Exercise description: Locate all lines with the word "Produktion". Copy them.

Data for this exercise:
+++

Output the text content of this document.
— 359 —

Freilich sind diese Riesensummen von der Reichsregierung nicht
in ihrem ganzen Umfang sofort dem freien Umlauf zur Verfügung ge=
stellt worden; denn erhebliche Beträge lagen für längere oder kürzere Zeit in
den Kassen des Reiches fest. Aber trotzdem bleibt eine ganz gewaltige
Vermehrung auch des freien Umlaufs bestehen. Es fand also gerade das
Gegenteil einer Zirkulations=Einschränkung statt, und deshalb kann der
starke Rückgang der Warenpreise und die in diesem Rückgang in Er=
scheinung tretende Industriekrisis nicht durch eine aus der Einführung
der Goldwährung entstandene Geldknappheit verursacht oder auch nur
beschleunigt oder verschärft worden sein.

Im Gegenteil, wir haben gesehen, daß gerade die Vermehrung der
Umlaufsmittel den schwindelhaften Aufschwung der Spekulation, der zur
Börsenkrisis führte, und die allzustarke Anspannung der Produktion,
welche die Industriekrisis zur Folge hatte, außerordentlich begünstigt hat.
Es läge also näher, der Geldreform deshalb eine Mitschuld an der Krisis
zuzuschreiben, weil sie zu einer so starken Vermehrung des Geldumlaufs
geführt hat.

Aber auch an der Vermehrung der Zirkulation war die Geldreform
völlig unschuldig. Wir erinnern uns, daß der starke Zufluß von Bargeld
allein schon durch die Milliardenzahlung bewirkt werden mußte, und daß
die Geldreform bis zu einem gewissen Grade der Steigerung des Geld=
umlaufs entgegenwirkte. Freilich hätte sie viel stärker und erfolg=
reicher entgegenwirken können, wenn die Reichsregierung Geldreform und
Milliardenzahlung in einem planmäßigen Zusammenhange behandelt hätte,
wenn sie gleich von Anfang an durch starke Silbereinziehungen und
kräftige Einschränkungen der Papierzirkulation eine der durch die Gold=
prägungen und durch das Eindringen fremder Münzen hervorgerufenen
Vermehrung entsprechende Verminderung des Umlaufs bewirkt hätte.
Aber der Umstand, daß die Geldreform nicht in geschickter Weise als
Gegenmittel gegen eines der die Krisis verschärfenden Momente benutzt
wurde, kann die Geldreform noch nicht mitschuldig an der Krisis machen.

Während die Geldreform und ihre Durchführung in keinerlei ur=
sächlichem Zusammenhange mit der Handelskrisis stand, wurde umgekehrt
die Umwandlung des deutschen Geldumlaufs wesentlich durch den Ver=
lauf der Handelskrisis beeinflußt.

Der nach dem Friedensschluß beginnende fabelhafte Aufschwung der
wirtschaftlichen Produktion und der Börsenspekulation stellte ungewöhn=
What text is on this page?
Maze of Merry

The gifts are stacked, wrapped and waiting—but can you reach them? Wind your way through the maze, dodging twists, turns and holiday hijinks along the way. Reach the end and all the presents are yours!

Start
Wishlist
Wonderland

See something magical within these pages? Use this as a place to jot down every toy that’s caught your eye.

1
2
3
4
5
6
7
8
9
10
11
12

+++

Solution:
Börsenkrisis führte, und die allzustarke Anspannung der Produktion,
wirtschaftlichen Produktion und der Börsenspekulation stellte ungewöhn=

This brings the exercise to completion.